WORK TO DO ::
Extract every line that contains the word "from".

* START *

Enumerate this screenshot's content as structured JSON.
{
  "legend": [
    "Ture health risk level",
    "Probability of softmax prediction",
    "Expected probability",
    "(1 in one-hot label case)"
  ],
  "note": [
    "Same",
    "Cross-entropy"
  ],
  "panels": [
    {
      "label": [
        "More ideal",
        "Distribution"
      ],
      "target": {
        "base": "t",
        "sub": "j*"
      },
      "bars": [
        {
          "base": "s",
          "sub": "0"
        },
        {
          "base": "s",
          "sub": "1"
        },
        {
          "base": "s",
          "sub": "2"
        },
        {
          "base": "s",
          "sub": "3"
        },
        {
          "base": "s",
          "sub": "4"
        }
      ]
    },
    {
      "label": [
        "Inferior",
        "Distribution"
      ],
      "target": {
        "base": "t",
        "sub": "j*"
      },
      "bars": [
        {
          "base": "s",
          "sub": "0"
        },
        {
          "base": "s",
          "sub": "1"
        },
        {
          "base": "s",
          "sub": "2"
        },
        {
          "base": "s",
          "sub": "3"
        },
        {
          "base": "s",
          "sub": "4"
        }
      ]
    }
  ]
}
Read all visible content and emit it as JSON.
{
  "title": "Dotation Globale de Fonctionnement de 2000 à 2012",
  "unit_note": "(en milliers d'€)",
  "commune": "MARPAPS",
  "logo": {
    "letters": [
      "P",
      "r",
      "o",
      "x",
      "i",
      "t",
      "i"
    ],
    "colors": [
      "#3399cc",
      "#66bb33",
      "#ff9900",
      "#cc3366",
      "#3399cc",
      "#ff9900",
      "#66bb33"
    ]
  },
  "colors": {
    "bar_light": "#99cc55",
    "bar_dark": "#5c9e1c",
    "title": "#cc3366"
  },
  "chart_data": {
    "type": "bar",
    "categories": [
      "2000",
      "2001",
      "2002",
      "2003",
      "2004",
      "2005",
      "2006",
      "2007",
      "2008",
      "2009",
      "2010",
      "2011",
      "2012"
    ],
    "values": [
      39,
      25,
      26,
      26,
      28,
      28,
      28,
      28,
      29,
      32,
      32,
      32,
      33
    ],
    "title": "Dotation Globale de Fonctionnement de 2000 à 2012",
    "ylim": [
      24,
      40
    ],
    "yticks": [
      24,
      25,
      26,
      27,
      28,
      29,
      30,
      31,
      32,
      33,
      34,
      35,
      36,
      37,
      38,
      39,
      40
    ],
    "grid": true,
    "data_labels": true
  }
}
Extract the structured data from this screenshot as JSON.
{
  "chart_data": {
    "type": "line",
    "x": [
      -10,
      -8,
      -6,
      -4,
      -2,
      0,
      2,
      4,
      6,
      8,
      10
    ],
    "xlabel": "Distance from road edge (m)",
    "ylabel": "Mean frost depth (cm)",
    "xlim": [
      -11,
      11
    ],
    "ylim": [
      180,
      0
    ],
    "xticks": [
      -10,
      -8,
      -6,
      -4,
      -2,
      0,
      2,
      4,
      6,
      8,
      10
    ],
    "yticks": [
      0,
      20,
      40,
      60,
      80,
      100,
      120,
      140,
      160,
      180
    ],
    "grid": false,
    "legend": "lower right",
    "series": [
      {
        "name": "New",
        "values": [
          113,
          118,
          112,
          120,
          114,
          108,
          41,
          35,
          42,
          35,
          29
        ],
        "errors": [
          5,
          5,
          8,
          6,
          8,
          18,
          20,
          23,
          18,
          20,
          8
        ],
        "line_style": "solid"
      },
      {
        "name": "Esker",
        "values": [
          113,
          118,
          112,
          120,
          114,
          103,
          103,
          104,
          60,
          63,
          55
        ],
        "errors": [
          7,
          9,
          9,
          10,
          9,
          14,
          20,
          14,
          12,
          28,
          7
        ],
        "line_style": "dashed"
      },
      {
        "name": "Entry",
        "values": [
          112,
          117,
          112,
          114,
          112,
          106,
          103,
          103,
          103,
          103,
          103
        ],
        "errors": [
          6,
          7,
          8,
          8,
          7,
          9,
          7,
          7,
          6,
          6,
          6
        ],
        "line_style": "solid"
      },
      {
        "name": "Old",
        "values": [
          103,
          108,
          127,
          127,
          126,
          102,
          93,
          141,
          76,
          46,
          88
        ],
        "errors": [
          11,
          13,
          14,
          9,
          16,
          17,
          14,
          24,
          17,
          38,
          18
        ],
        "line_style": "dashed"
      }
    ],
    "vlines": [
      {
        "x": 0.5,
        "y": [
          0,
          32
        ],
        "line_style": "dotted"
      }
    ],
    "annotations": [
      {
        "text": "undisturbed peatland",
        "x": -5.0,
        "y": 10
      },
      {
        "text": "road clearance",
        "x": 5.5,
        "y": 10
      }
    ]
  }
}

* END *

EXERCISE ANSWER ::
Extract the structured data from this screenshot as JSON.
    "xlabel": "Distance from road edge (m)",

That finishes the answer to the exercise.